__EXERCISE DETAILS__: Retype all of the data. Every line must match exactly.
________________________
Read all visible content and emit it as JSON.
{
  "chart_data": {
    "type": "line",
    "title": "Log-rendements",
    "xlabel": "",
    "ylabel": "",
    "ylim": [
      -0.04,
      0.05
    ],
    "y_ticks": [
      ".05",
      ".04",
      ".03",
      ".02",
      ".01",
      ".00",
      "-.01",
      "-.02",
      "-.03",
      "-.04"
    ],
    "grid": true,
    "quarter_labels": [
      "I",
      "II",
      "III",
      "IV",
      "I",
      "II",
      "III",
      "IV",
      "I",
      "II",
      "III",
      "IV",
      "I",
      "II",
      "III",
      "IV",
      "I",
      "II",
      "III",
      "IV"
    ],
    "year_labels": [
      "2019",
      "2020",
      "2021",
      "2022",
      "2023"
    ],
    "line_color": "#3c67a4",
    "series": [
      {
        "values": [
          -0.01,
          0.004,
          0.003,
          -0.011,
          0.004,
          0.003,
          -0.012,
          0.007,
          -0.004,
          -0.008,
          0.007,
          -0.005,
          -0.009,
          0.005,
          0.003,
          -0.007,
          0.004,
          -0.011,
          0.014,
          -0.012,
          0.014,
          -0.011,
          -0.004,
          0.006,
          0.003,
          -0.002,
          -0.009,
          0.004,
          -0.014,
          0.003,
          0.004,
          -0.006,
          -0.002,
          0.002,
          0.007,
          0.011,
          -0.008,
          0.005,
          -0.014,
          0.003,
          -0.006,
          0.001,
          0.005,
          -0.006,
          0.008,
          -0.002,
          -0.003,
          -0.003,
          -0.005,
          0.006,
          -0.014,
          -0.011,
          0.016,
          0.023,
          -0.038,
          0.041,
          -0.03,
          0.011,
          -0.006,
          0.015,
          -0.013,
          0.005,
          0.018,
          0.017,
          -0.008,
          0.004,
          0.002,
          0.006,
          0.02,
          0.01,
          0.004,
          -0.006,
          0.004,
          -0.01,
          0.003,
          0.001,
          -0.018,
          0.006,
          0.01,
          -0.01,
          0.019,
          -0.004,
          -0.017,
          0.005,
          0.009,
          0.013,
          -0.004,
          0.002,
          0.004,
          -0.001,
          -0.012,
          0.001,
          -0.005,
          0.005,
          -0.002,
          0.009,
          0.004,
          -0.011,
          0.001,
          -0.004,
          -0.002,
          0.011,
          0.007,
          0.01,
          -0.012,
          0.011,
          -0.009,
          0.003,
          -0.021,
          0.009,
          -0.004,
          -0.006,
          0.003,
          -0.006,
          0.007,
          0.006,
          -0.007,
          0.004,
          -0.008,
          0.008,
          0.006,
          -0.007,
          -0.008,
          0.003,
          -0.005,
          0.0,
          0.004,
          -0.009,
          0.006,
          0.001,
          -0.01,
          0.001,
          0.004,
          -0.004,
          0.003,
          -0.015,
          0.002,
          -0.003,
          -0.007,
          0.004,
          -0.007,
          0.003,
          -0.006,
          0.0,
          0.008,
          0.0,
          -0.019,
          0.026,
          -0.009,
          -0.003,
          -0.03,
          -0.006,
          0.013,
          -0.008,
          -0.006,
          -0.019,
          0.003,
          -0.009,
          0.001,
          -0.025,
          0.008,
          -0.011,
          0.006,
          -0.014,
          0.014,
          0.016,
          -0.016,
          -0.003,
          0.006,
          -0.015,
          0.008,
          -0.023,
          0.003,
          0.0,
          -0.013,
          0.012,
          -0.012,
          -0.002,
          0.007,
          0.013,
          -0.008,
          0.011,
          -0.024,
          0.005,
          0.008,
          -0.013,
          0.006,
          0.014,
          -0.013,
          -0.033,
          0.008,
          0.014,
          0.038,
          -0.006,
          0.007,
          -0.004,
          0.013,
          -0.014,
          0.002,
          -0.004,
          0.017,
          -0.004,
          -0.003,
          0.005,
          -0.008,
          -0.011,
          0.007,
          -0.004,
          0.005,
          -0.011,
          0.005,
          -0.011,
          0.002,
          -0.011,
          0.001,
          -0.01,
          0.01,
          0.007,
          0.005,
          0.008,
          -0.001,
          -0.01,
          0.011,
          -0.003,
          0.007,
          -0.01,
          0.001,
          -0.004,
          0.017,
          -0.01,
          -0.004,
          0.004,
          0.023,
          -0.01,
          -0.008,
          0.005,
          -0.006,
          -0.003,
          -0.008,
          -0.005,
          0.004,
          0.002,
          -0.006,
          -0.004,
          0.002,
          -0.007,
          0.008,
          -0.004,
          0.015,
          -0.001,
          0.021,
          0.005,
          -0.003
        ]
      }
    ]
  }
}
________________________
__RIGHT ANSWER__:
Read all visible content and emit it as JSON.
{
  "chart_data": {
    "type": "line",
    "title": "Log-rendements",
    "xlabel": "",
    "ylabel": "",
    "ylim": [
      -0.04,
      0.05
    ],
    "y_ticks": [
      ".05",
      ".04",
      ".03",
      ".02",
      ".01",
      ".00",
      "-.01",
      "-.02",
      "-.03",
      "-.04"
    ],
    "grid": true,
    "quarter_labels": [
      "I",
      "II",
      "III",
      "IV",
      "I",
      "II",
      "III",
      "IV",
      "I",
      "II",
      "III",
      "IV",
      "I",
      "II",
      "III",
      "IV",
      "I",
      "II",
      "III",
      "IV"
    ],
    "year_labels": [
      "2019",
      "2020",
      "2021",
      "2022",
      "2023"
    ],
    "line_color": "#3c67a4",
    "series": [
      {
        "values": [
          -0.01,
          0.004,
          0.003,
          -0.011,
          0.004,
          0.003,
          -0.012,
          0.007,
          -0.004,
          -0.008,
          0.007,
          -0.005,
          -0.009,
          0.005,
          0.003,
          -0.007,
          0.004,
          -0.011,
          0.014,
          -0.012,
          0.014,
          -0.011,
          -0.004,
          0.006,
          0.003,
          -0.002,
          -0.009,
          0.004,
          -0.014,
          0.003,
          0.004,
          -0.006,
          -0.002,
          0.002,
          0.007,
          0.011,
          -0.008,
          0.005,
          -0.014,
          0.003,
          -0.006,
          0.001,
          0.005,
          -0.006,
          0.008,
          -0.002,
          -0.003,
          -0.003,
          -0.005,
          0.006,
          -0.014,
          -0.011,
          0.016,
          0.023,
          -0.038,
          0.041,
          -0.03,
          0.011,
          -0.006,
          0.015,
          -0.013,
          0.005,
          0.018,
          0.017,
          -0.008,
          0.004,
          0.002,
          0.006,
          0.02,
          0.01,
          0.004,
          -0.006,
          0.004,
          -0.01,
          0.003,
          0.001,
          -0.018,
          0.006,
          0.01,
          -0.01,
          0.019,
          -0.004,
          -0.017,
          0.005,
          0.009,
          0.013,
          -0.004,
          0.002,
          0.004,
          -0.001,
          -0.012,
          0.001,
          -0.005,
          0.005,
          -0.002,
          0.009,
          0.004,
          -0.011,
          0.001,
          -0.004,
          -0.002,
          0.011,
          0.007,
          0.01,
          -0.012,
          0.011,
          -0.009,
          0.003,
          -0.021,
          0.009,
          -0.004,
          -0.006,
          0.003,
          -0.006,
          0.007,
          0.006,
          -0.007,
          0.004,
          -0.008,
          0.008,
          0.006,
          -0.007,
          -0.008,
          0.003,
          -0.005,
          0.0,
          0.004,
          -0.009,
          0.006,
          0.001,
          -0.01,
          0.001,
          0.004,
          -0.004,
          0.003,
          -0.015,
          0.002,
          -0.003,
          -0.007,
          0.004,
          -0.007,
          0.003,
          -0.006,
          0.0,
          0.008,
          0.0,
          -0.019,
          0.026,
          -0.009,
          -0.003,
          -0.03,
          -0.006,
          0.013,
          -0.008,
          -0.006,
          -0.019,
          0.003,
          -0.009,
          0.001,
          -0.025,
          0.008,
          -0.011,
          0.006,
          -0.014,
          0.014,
          0.016,
          -0.016,
          -0.003,
          0.006,
          -0.015,
          0.008,
          -0.023,
          0.003,
          0.0,
          -0.013,
          0.012,
          -0.012,
          -0.002,
          0.007,
          0.013,
          -0.008,
          0.011,
          -0.024,
          0.005,
          0.008,
          -0.013,
          0.006,
          0.014,
          -0.013,
          -0.033,
          0.008,
          0.014,
          0.038,
          -0.006,
          0.007,
          -0.004,
          0.013,
          -0.014,
          0.002,
          -0.004,
          0.017,
          -0.004,
          -0.003,
          0.005,
          -0.008,
          -0.011,
          0.007,
          -0.004,
          0.005,
          -0.011,
          0.005,
          -0.011,
          0.002,
          -0.011,
          0.001,
          -0.01,
          0.01,
          0.007,
          0.005,
          0.008,
          -0.001,
          -0.01,
          0.011,
          -0.003,
          0.007,
          -0.01,
          0.001,
          -0.004,
          0.017,
          -0.01,
          -0.004,
          0.004,
          0.023,
          -0.01,
          -0.008,
          0.005,
          -0.006,
          -0.003,
          -0.008,
          -0.005,
          0.004,
          0.002,
          -0.006,
          -0.004,
          0.002,
          -0.007,
          0.008,
          -0.004,
          0.015,
          -0.001,
          0.021,
          0.005,
          -0.003
        ]
      }
    ]
  }
}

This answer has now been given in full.